» **WRITTEN REQUEST A**:
Answer these questions using the Sandbox post:
(i) Which organization sponsored the Affect & Inquiry symposium?
(ii) At what venue did Ann Cvetkovich speak?
(iii) Who, besides Cvetkovich, took part in the earlier conversation on the role of art in affect theory?
» **WRITTEN REQUEST B**:
Write out the part of the Sandbox post that begins with the words containing "Sandbox is a" and ends with "out more here.", swapping "artists" for "writers".

» **SUPPLIED TEXT**:
Sandbox: We are young and we are friends of time, part I

Sandbox is a little corner of the web that is dedicated to Iowa City artists working to engage the public in an interactive environment. Find out more here.

During the Affect & Inquiry symposium sponsored by the Obermann Center for Advanced Studies (March 27-29) here in Iowa City, Ann Cvetkovich spoke at Public Space One about her interest in making scholarship into a creative practice. In my writing project at PS1, I’ve been interested in exploring this site of scholarship and creative writing. I’m trying to bring together disparate strands of research, to learn how to trace—in language—an attention to the surface of an artwork as well as to the corrugated surface of a relationship over time.

Untitled, no. 1 of 24, from the portfolio, Hours of the Day, Louise Bourgeois
Untitled, no. 1 of 24, from the portfolio, Hours of the Day, Louise Bourgeois

In an earlier conversation on the role of art in affect theory, both Lauren Berlant and Cvetkovich spoke to the goal of asking: What does it mean to be thinking with artworks, to be changed by a piece—not to master the work, but to wonder about what the work makes possible?

» **SOURCE MATERIAL**:
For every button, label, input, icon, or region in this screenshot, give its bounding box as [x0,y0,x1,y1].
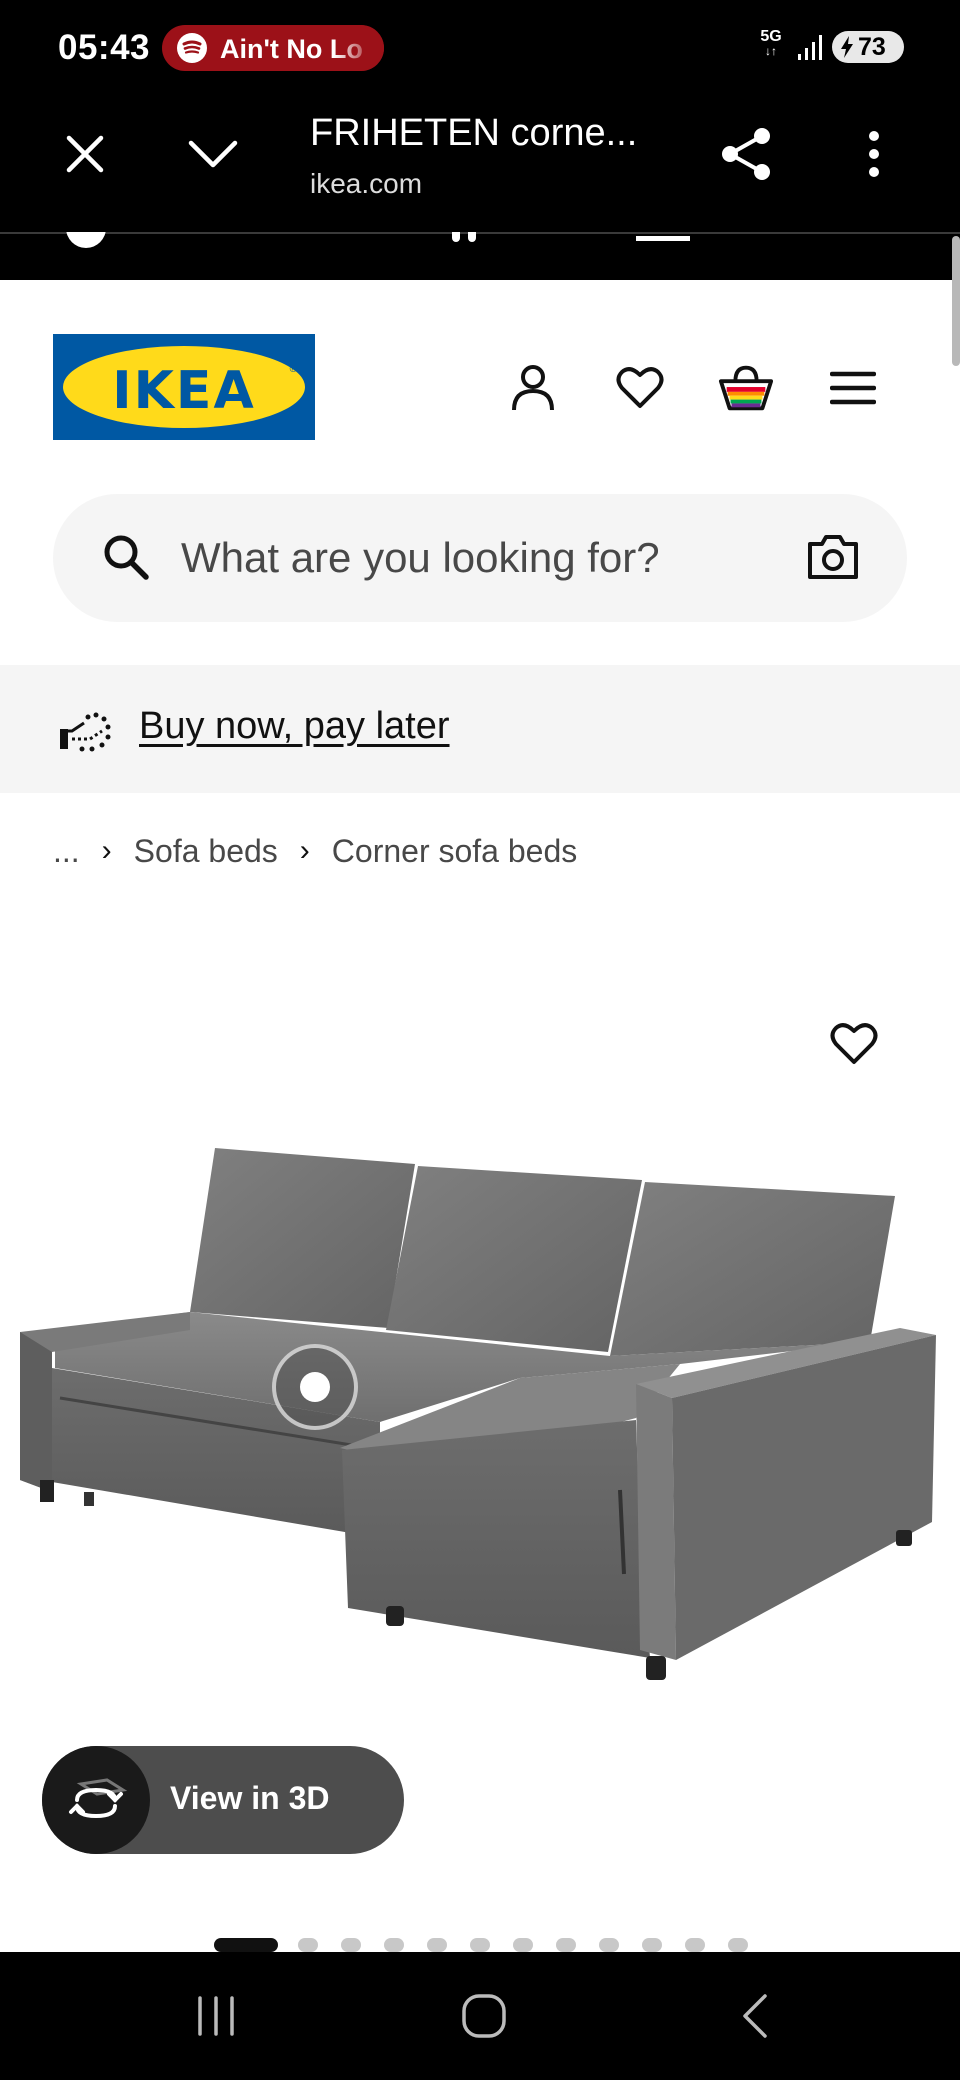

» **FINAL ANSWER A**:
(i) The Obermann Center for Advanced Studies
(ii) Public Space One
(iii) Lauren Berlant

» **FINAL ANSWER B**:
Sandbox is a little corner of the web that is dedicated to Iowa City writers working to engage the public in an interactive environment. Find out more here.